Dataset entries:
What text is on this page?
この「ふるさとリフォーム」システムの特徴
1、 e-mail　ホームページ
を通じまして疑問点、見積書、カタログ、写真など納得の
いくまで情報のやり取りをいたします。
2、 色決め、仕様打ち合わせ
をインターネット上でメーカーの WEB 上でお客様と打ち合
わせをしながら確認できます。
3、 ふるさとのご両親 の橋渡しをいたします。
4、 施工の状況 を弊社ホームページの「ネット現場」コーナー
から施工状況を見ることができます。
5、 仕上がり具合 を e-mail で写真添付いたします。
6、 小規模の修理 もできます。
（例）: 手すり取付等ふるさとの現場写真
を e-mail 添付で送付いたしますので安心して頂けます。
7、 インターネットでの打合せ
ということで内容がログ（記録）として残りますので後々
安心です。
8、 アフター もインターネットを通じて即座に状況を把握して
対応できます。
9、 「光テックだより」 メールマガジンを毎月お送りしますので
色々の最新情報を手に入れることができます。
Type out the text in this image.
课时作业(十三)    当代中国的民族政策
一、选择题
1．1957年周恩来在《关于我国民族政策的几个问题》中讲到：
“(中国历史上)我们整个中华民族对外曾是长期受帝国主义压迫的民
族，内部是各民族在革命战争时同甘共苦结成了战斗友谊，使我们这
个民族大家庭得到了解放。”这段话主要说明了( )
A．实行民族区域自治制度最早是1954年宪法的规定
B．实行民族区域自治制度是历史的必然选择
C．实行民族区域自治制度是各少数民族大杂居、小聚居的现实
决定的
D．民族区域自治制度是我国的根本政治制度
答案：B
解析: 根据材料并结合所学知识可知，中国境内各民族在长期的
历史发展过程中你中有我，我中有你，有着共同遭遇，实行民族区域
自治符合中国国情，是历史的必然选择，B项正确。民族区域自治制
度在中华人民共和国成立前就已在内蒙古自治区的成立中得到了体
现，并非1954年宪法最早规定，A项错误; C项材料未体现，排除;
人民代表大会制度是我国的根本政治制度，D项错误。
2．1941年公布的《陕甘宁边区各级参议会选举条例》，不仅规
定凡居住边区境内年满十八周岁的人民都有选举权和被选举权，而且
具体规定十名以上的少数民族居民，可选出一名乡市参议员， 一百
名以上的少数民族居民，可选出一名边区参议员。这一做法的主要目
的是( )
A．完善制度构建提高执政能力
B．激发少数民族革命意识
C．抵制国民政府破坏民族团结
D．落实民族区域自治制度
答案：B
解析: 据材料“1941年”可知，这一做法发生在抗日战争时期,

WHAT IS EXPECTED: Exactly as written, give the line containing "Type out the text in this image." and all remaining lines of the records.

RESULT BELOW:
Type out the text in this image.
课时作业(十三)    当代中国的民族政策
一、选择题
1．1957年周恩来在《关于我国民族政策的几个问题》中讲到：
“(中国历史上)我们整个中华民族对外曾是长期受帝国主义压迫的民
族，内部是各民族在革命战争时同甘共苦结成了战斗友谊，使我们这
个民族大家庭得到了解放。”这段话主要说明了( )
A．实行民族区域自治制度最早是1954年宪法的规定
B．实行民族区域自治制度是历史的必然选择
C．实行民族区域自治制度是各少数民族大杂居、小聚居的现实
决定的
D．民族区域自治制度是我国的根本政治制度
答案：B
解析: 根据材料并结合所学知识可知，中国境内各民族在长期的
历史发展过程中你中有我，我中有你，有着共同遭遇，实行民族区域
自治符合中国国情，是历史的必然选择，B项正确。民族区域自治制
度在中华人民共和国成立前就已在内蒙古自治区的成立中得到了体
现，并非1954年宪法最早规定，A项错误; C项材料未体现，排除;
人民代表大会制度是我国的根本政治制度，D项错误。
2．1941年公布的《陕甘宁边区各级参议会选举条例》，不仅规
定凡居住边区境内年满十八周岁的人民都有选举权和被选举权，而且
具体规定十名以上的少数民族居民，可选出一名乡市参议员， 一百
名以上的少数民族居民，可选出一名边区参议员。这一做法的主要目
的是( )
A．完善制度构建提高执政能力
B．激发少数民族革命意识
C．抵制国民政府破坏民族团结
D．落实民族区域自治制度
答案：B
解析: 据材料“1941年”可知，这一做法发生在抗日战争时期,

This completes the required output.